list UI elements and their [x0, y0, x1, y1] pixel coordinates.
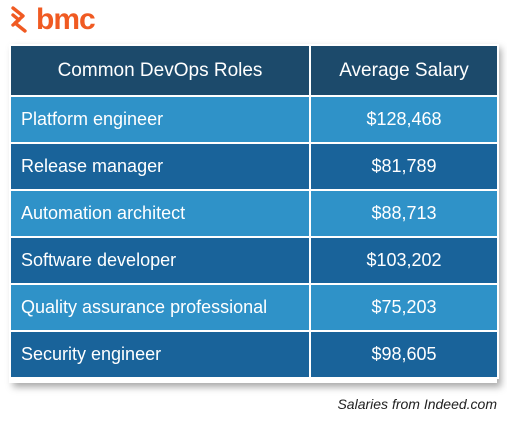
table-row: Quality assurance professional $75,203 [9, 283, 499, 332]
table-row: Security engineer $98,605 [9, 330, 499, 379]
role-cell: Security engineer [9, 330, 311, 379]
salary-cell: $103,202 [309, 236, 499, 285]
role-cell: Platform engineer [9, 95, 311, 144]
table-row: Release manager $81,789 [9, 142, 499, 191]
table-row: Software developer $103,202 [9, 236, 499, 285]
role-cell: Release manager [9, 142, 311, 191]
role-cell: Quality assurance professional [9, 283, 311, 332]
role-cell: Automation architect [9, 189, 311, 238]
table-row: Automation architect $88,713 [9, 189, 499, 238]
header-salary: Average Salary [309, 44, 499, 97]
logo-text: bmc [36, 3, 96, 36]
table-header-row: Common DevOps Roles Average Salary [9, 44, 499, 97]
salary-table-container: Common DevOps Roles Average Salary Platf… [9, 44, 499, 383]
table-row: Platform engineer $128,468 [9, 95, 499, 144]
header-role: Common DevOps Roles [9, 44, 311, 97]
role-cell: Software developer [9, 236, 311, 285]
source-note: Salaries from Indeed.com [337, 396, 497, 412]
salary-cell: $98,605 [309, 330, 499, 379]
salary-table: Common DevOps Roles Average Salary Platf… [9, 44, 499, 379]
salary-cell: $128,468 [309, 95, 499, 144]
salary-cell: $81,789 [309, 142, 499, 191]
salary-cell: $75,203 [309, 283, 499, 332]
salary-cell: $88,713 [309, 189, 499, 238]
bmc-logo: bmc [10, 3, 96, 36]
bmc-chevron-icon [11, 6, 27, 33]
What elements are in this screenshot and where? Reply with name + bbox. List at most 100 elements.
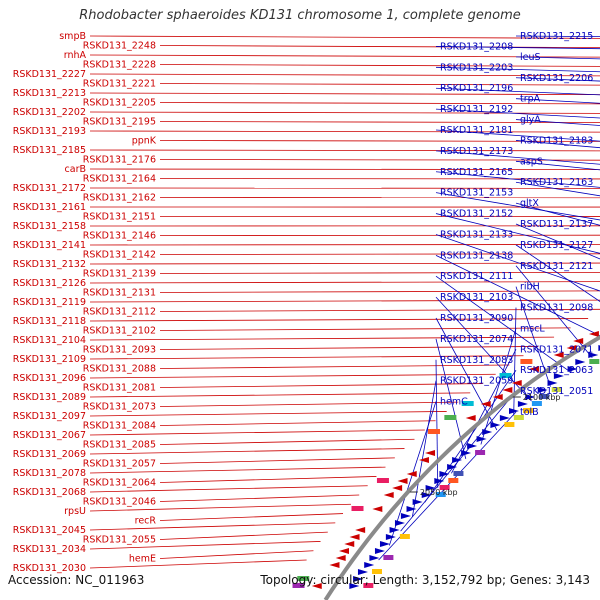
gene-label[interactable]: RSKD131_2161 xyxy=(13,202,86,213)
gene-label[interactable]: RSKD131_2151 xyxy=(83,212,156,223)
gene-label[interactable]: RSKD131_2112 xyxy=(83,307,156,318)
label-callout-line xyxy=(159,550,314,559)
gene-label[interactable]: mscL xyxy=(520,323,545,334)
gene-label[interactable]: RSKD131_2228 xyxy=(83,60,156,71)
gene-label[interactable]: smpB xyxy=(59,31,86,42)
gene-label[interactable]: RSKD131_2165 xyxy=(440,167,513,178)
gene-label[interactable]: RSKD131_2083 xyxy=(440,355,513,366)
gene-label[interactable]: RSKD131_2142 xyxy=(83,250,156,261)
gene-label[interactable]: RSKD131_2104 xyxy=(13,335,86,346)
gene-label[interactable]: rpsU xyxy=(64,506,86,517)
gene-label[interactable]: RSKD131_2132 xyxy=(13,259,86,270)
gene-label[interactable]: RSKD131_2057 xyxy=(83,459,156,470)
gene-label[interactable]: RSKD131_2046 xyxy=(83,497,156,508)
gene-label[interactable]: RSKD131_2067 xyxy=(13,430,86,441)
gene-label[interactable]: RSKD131_2202 xyxy=(13,107,86,118)
gene-label[interactable]: RSKD131_2205 xyxy=(83,98,156,109)
gene-label[interactable]: RSKD131_2064 xyxy=(83,478,156,489)
gene-label[interactable]: RSKD131_2181 xyxy=(440,125,513,136)
gene-label[interactable]: gltX xyxy=(520,198,539,209)
gene-label[interactable]: rnhA xyxy=(64,50,87,61)
gene-label[interactable]: aspS xyxy=(520,156,543,167)
chromosome-backbone xyxy=(323,334,600,600)
gene-label[interactable]: RSKD131_2158 xyxy=(13,221,86,232)
gene-label[interactable]: RSKD131_2078 xyxy=(13,468,86,479)
gene-label[interactable]: RSKD131_2127 xyxy=(520,240,593,251)
gene-label[interactable]: glyA xyxy=(520,115,541,126)
gene-label[interactable]: trpA xyxy=(520,94,541,105)
gene-label[interactable]: RSKD131_2215 xyxy=(520,31,593,42)
gene-label[interactable]: hemC xyxy=(440,397,468,408)
gene-label[interactable]: RSKD131_2221 xyxy=(83,79,156,90)
gene-label[interactable]: ppnK xyxy=(132,136,157,147)
gene-label[interactable]: RSKD131_2119 xyxy=(13,297,86,308)
gene-label[interactable]: RSKD131_2146 xyxy=(83,231,156,242)
gene-label[interactable]: RSKD131_2248 xyxy=(83,41,156,52)
gene-label[interactable]: RSKD131_2081 xyxy=(83,383,156,394)
forward-gene-box xyxy=(399,534,410,539)
gene-label[interactable]: RSKD131_2173 xyxy=(440,146,513,157)
gene-label[interactable]: RSKD131_2206 xyxy=(520,73,593,84)
gene-label[interactable]: RSKD131_2085 xyxy=(83,440,156,451)
gene-label[interactable]: RSKD131_2183 xyxy=(520,135,593,146)
gene-label[interactable]: RSKD131_2162 xyxy=(83,193,156,204)
gene-label[interactable]: RSKD131_2172 xyxy=(13,183,86,194)
gene-label[interactable]: recR xyxy=(135,516,157,527)
gene-label[interactable]: RSKD131_2213 xyxy=(13,88,86,99)
gene-label[interactable]: RSKD131_2030 xyxy=(13,563,86,574)
gene-label[interactable]: RSKD131_2193 xyxy=(13,126,86,137)
gene-label[interactable]: RSKD131_2093 xyxy=(83,345,156,356)
gene-label[interactable]: RSKD131_2185 xyxy=(13,145,86,156)
gene-label[interactable]: ribH xyxy=(520,282,540,293)
gene-label[interactable]: RSKD131_2088 xyxy=(83,364,156,375)
gene-label[interactable]: RSKD131_2103 xyxy=(440,292,513,303)
gene-label[interactable]: RSKD131_2118 xyxy=(13,316,86,327)
gene-label[interactable]: RSKD131_2153 xyxy=(440,188,513,199)
gene-label[interactable]: RSKD131_2097 xyxy=(13,411,86,422)
gene-label[interactable]: RSKD131_2074 xyxy=(440,334,513,345)
gene-label[interactable]: RSKD131_2133 xyxy=(440,229,513,240)
gene-label[interactable]: leuS xyxy=(520,52,541,63)
gene-label[interactable]: RSKD131_2131 xyxy=(83,288,156,299)
gene-label[interactable]: RSKD131_2111 xyxy=(440,271,513,282)
gene-label[interactable]: RSKD131_2164 xyxy=(83,174,156,185)
gene-label[interactable]: RSKD131_2208 xyxy=(440,41,513,52)
gene-label[interactable]: RSKD131_2089 xyxy=(13,392,86,403)
gene-label[interactable]: carB xyxy=(65,164,86,175)
gene-label[interactable]: RSKD131_2203 xyxy=(440,62,513,73)
gene-label[interactable]: RSKD131_2109 xyxy=(13,354,86,365)
gene-label[interactable]: RSKD131_2055 xyxy=(83,535,156,546)
gene-label[interactable]: RSKD131_2196 xyxy=(440,83,513,94)
gene-label[interactable]: RSKD131_2063 xyxy=(520,365,593,376)
reverse-gene-arrow xyxy=(329,562,340,568)
gene-label[interactable]: RSKD131_2051 xyxy=(520,386,593,397)
gene-label[interactable]: RSKD131_2068 xyxy=(13,487,86,498)
gene-label[interactable]: RSKD131_2126 xyxy=(13,278,86,289)
gene-label[interactable]: RSKD131_2059 xyxy=(440,376,513,387)
gene-label[interactable]: RSKD131_2090 xyxy=(440,313,513,324)
gene-label[interactable]: RSKD131_2139 xyxy=(83,269,156,280)
gene-label[interactable]: RSKD131_2195 xyxy=(83,117,156,128)
gene-label[interactable]: RSKD131_2141 xyxy=(13,240,86,251)
gene-label[interactable]: RSKD131_2227 xyxy=(13,69,86,80)
gene-label[interactable]: RSKD131_2045 xyxy=(13,525,86,536)
gene-label[interactable]: RSKD131_2096 xyxy=(13,373,86,384)
gene-label[interactable]: RSKD131_2176 xyxy=(83,155,156,166)
gene-label[interactable]: RSKD131_2071 xyxy=(520,344,593,355)
gene-label[interactable]: RSKD131_2034 xyxy=(13,544,86,555)
forward-gene-arrow xyxy=(389,527,400,533)
gene-label[interactable]: RSKD131_2098 xyxy=(520,303,593,314)
gene-label[interactable]: tolB xyxy=(520,407,539,418)
gene-label[interactable]: RSKD131_2152 xyxy=(440,209,513,220)
gene-label[interactable]: RSKD131_2138 xyxy=(440,250,513,261)
gene-label[interactable]: RSKD131_2163 xyxy=(520,177,593,188)
gene-label[interactable]: RSKD131_2121 xyxy=(520,261,593,272)
gene-label[interactable]: RSKD131_2069 xyxy=(13,449,86,460)
gene-label[interactable]: RSKD131_2192 xyxy=(440,104,513,115)
gene-label[interactable]: RSKD131_2084 xyxy=(83,421,156,432)
gene-label[interactable]: RSKD131_2073 xyxy=(83,402,156,413)
gene-label[interactable]: hemE xyxy=(129,554,156,565)
gene-label[interactable]: RSKD131_2102 xyxy=(83,326,156,337)
gene-label[interactable]: RSKD131_2137 xyxy=(520,219,593,230)
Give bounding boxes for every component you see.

GIVEN PROBLEM:
Can you give the part of the material that opens with the line containing "table-row: Quality assurance" and closes with the line containing "table-row: Release manager" again, changing "Security engineer" to "Site reliability engineer" and leaving everything else as it is?

SOLUTION TO THIS TASK:
table-row: Quality assurance professional $75,203 [9, 283, 499, 332]
table-row: Site reliability engineer $98,605 [9, 330, 499, 379]
role-cell: Site reliability engineer [9, 330, 311, 379]
salary-cell: $103,202 [309, 236, 499, 285]
role-cell: Platform engineer [9, 95, 311, 144]
table-row: Release manager $81,789 [9, 142, 499, 191]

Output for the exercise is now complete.